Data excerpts
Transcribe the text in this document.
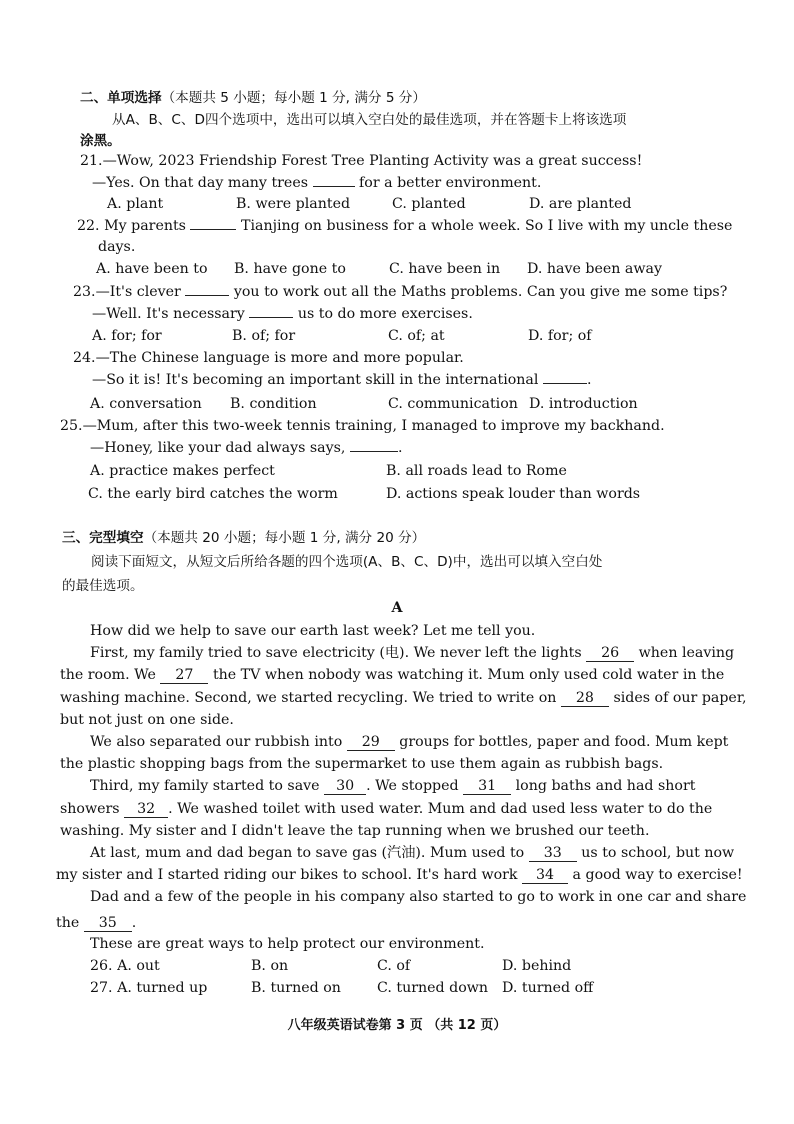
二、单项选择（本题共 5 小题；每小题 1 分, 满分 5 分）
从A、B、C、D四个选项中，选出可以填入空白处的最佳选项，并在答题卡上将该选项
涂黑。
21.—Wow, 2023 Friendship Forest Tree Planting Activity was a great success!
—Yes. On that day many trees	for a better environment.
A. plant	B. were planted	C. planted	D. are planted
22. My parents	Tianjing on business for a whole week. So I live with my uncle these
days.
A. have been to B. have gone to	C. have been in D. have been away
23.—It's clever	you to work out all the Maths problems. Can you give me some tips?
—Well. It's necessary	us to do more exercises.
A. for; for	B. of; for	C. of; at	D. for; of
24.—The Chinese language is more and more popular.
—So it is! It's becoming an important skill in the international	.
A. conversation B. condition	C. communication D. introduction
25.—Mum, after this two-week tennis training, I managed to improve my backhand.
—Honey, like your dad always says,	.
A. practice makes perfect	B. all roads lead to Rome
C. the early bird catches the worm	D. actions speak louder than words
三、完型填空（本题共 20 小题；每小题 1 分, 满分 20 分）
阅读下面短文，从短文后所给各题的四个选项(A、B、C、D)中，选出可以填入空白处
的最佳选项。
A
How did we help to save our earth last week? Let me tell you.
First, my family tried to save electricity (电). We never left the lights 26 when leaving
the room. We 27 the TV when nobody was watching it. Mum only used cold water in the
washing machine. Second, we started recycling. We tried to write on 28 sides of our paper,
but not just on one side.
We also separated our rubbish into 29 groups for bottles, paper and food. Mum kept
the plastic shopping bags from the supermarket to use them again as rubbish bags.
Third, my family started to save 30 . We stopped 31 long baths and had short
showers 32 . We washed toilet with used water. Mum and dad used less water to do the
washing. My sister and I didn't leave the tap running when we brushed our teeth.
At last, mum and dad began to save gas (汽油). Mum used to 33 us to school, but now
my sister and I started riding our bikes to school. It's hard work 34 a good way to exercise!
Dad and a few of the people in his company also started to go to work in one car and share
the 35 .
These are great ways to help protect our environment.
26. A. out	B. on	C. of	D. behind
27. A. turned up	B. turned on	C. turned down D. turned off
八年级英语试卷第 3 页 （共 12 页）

Exercise: Without including any pictures, output all the entries above exactly.

Output for this exercise:
Transcribe the text in this document.
二、单项选择（本题共 5 小题；每小题 1 分, 满分 5 分）
从A、B、C、D四个选项中，选出可以填入空白处的最佳选项，并在答题卡上将该选项
涂黑。
21.—Wow, 2023 Friendship Forest Tree Planting Activity was a great success!
—Yes. On that day many trees	for a better environment.
A. plant	B. were planted	C. planted	D. are planted
22. My parents	Tianjing on business for a whole week. So I live with my uncle these
days.
A. have been to B. have gone to	C. have been in D. have been away
23.—It's clever	you to work out all the Maths problems. Can you give me some tips?
—Well. It's necessary	us to do more exercises.
A. for; for	B. of; for	C. of; at	D. for; of
24.—The Chinese language is more and more popular.
—So it is! It's becoming an important skill in the international	.
A. conversation B. condition	C. communication D. introduction
25.—Mum, after this two-week tennis training, I managed to improve my backhand.
—Honey, like your dad always says,	.
A. practice makes perfect	B. all roads lead to Rome
C. the early bird catches the worm	D. actions speak louder than words
三、完型填空（本题共 20 小题；每小题 1 分, 满分 20 分）
阅读下面短文，从短文后所给各题的四个选项(A、B、C、D)中，选出可以填入空白处
的最佳选项。
A
How did we help to save our earth last week? Let me tell you.
First, my family tried to save electricity (电). We never left the lights 26 when leaving
the room. We 27 the TV when nobody was watching it. Mum only used cold water in the
washing machine. Second, we started recycling. We tried to write on 28 sides of our paper,
but not just on one side.
We also separated our rubbish into 29 groups for bottles, paper and food. Mum kept
the plastic shopping bags from the supermarket to use them again as rubbish bags.
Third, my family started to save 30 . We stopped 31 long baths and had short
showers 32 . We washed toilet with used water. Mum and dad used less water to do the
washing. My sister and I didn't leave the tap running when we brushed our teeth.
At last, mum and dad began to save gas (汽油). Mum used to 33 us to school, but now
my sister and I started riding our bikes to school. It's hard work 34 a good way to exercise!
Dad and a few of the people in his company also started to go to work in one car and share
the 35 .
These are great ways to help protect our environment.
26. A. out	B. on	C. of	D. behind
27. A. turned up	B. turned on	C. turned down D. turned off
八年级英语试卷第 3 页 （共 12 页）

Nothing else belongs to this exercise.